Short task: Every entry must be repeated exactly. Exclude all pictures.

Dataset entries
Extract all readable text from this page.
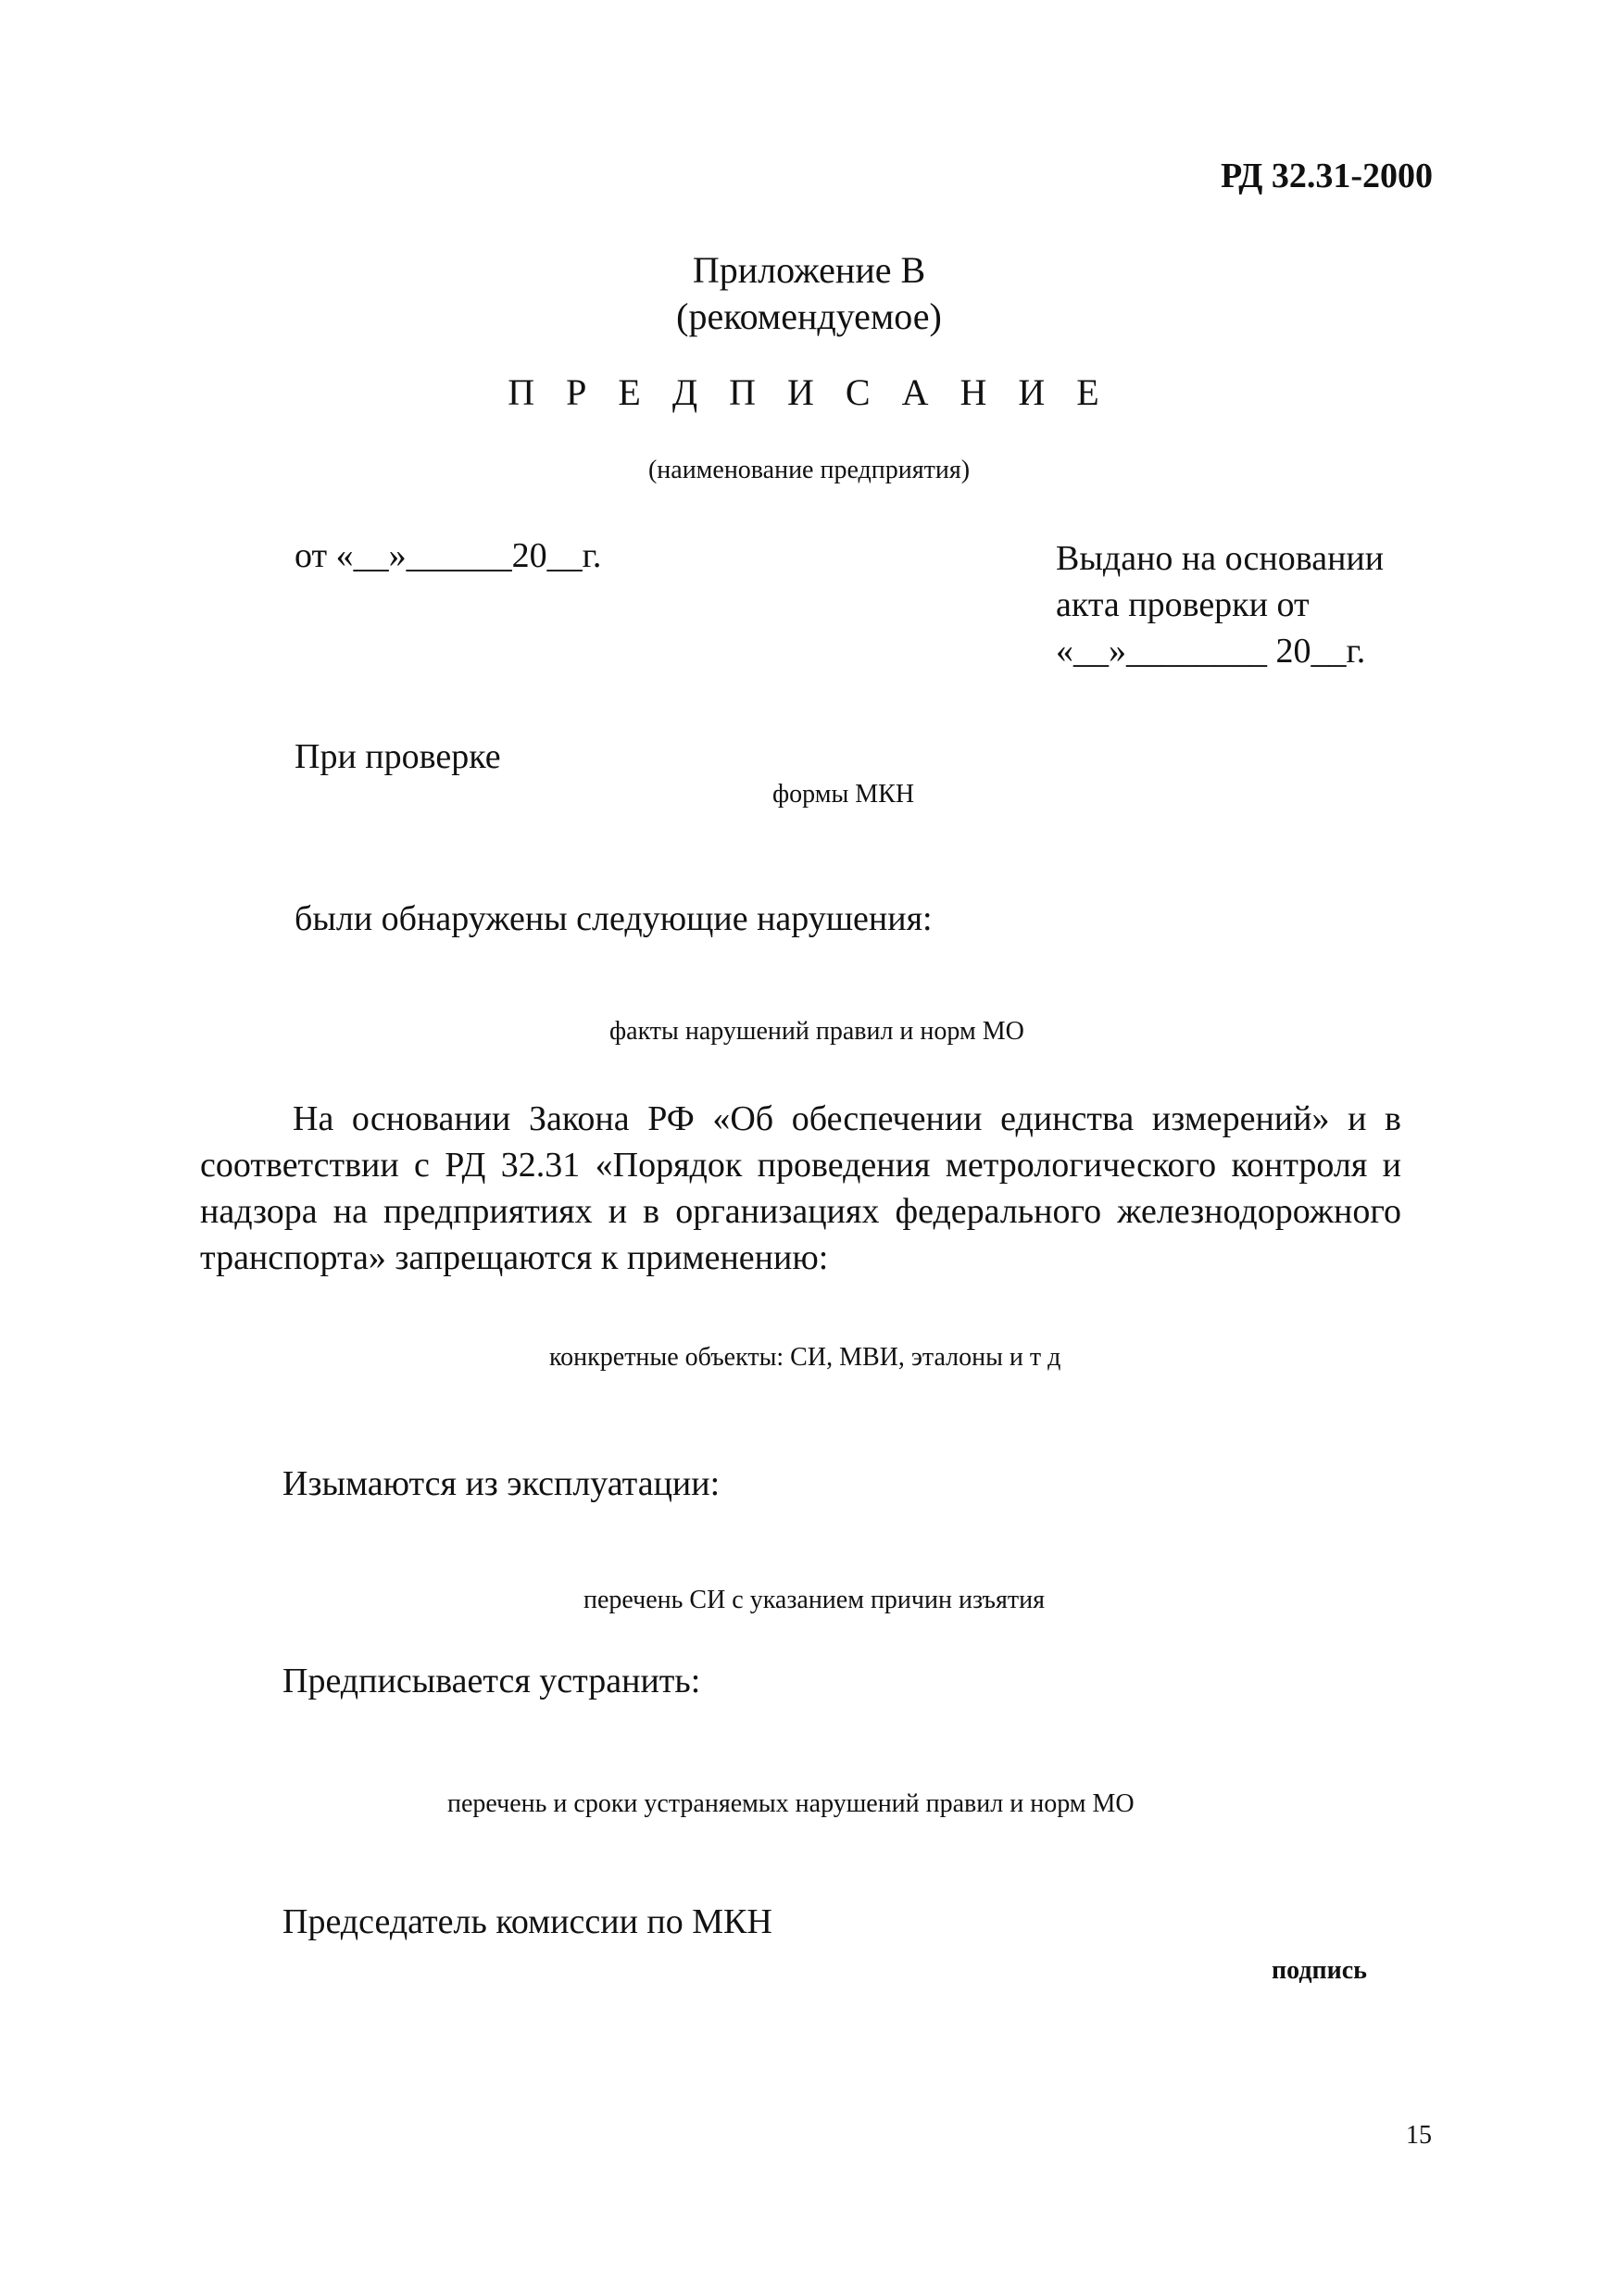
РД 32.31-2000
Приложение В
(рекомендуемое)
П Р Е Д П И С А Н И Е
(наименование предприятия)
от «__»______20__г.	Выдано на основании
акта проверки от
«__»________ 20__г.
При проверке
формы МКН
были обнаружены следующие нарушения:
факты нарушений правил и норм МО
На основании Закона РФ «Об обеспечении единства измерений» и в соответствии с РД 32.31 «Порядок проведения метрологического контроля и надзора на предприятиях и в организациях федерального железнодорожного транспорта» запрещаются к применению:
конкретные объекты: СИ, МВИ, эталоны и т д
Изымаются из эксплуатации:
перечень СИ с указанием причин изъятия
Предписывается устранить:
перечень и сроки устраняемых нарушений правил и норм МО
Председатель комиссии по МКН
подпись
15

Solution to this exercise:
Extract all readable text from this page.
РД 32.31-2000
Приложение В
(рекомендуемое)
П Р Е Д П И С А Н И Е
(наименование предприятия)
от «__»______20__г.	Выдано на основании
акта проверки от
«__»________ 20__г.
При проверке
формы МКН
были обнаружены следующие нарушения:
факты нарушений правил и норм МО
На основании Закона РФ «Об обеспечении единства измерений» и в соответствии с РД 32.31 «Порядок проведения метрологического контроля и надзора на предприятиях и в организациях федерального железнодорожного транспорта» запрещаются к применению:
конкретные объекты: СИ, МВИ, эталоны и т д
Изымаются из эксплуатации:
перечень СИ с указанием причин изъятия
Предписывается устранить:
перечень и сроки устраняемых нарушений правил и норм МО
Председатель комиссии по МКН
подпись
15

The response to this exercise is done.